### Your task:
Identify the lines containing the word "sensitivity". Copy each one.

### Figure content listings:
· · ·

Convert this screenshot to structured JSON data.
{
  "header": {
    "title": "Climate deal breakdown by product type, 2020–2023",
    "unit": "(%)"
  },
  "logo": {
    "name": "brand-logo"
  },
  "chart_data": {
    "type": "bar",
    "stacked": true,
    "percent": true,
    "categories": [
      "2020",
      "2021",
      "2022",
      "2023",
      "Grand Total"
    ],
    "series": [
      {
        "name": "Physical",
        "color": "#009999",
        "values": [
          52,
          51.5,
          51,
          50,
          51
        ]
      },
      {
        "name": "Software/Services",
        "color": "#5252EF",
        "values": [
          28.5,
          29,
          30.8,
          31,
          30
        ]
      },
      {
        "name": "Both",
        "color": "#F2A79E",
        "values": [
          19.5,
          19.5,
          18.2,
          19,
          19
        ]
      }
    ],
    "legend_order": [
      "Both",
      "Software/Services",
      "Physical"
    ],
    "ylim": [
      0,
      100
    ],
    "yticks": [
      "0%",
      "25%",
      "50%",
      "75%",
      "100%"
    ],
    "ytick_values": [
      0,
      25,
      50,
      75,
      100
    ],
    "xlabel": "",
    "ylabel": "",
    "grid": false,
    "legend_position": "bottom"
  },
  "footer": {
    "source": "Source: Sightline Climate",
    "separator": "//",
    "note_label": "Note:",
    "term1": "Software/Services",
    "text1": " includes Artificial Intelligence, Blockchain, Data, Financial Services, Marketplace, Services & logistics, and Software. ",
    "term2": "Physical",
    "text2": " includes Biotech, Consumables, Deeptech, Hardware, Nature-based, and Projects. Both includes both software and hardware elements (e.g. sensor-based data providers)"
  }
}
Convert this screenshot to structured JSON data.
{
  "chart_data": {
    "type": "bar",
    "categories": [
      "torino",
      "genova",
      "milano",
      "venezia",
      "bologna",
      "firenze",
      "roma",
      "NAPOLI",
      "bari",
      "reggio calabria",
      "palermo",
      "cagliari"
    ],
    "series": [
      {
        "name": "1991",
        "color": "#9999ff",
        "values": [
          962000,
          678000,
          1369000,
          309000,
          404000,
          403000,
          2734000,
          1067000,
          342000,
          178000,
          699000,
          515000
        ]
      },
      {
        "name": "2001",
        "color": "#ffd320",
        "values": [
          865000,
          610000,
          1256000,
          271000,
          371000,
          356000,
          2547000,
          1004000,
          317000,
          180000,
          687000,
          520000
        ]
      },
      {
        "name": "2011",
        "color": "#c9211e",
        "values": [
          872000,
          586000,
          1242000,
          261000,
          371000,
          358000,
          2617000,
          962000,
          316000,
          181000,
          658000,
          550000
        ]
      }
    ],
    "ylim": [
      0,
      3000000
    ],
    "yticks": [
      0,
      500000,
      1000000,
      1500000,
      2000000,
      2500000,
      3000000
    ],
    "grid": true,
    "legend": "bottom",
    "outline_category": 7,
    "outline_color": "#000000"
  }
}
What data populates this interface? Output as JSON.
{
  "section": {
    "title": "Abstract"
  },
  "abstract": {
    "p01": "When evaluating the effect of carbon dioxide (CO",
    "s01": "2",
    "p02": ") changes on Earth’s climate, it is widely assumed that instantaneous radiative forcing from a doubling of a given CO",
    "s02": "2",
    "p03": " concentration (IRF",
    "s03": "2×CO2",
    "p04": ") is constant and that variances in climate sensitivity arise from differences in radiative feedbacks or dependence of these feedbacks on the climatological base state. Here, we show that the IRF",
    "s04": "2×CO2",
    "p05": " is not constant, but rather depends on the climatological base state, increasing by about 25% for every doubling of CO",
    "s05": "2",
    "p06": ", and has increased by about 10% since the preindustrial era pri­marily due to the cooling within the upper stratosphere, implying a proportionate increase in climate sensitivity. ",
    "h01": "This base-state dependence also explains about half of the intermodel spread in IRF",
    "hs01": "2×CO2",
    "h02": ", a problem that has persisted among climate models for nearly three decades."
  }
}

· · ·

### Answer for the task:
    "p04": ") is constant and that variances in climate sensitivity arise from differences in radiative feedbacks or dependence of these feedbacks on the climatological base state. Here, we show that the IRF",
    "p06": ", and has increased by about 10% since the preindustrial era pri­marily due to the cooling within the upper stratosphere, implying a proportionate increase in climate sensitivity. ",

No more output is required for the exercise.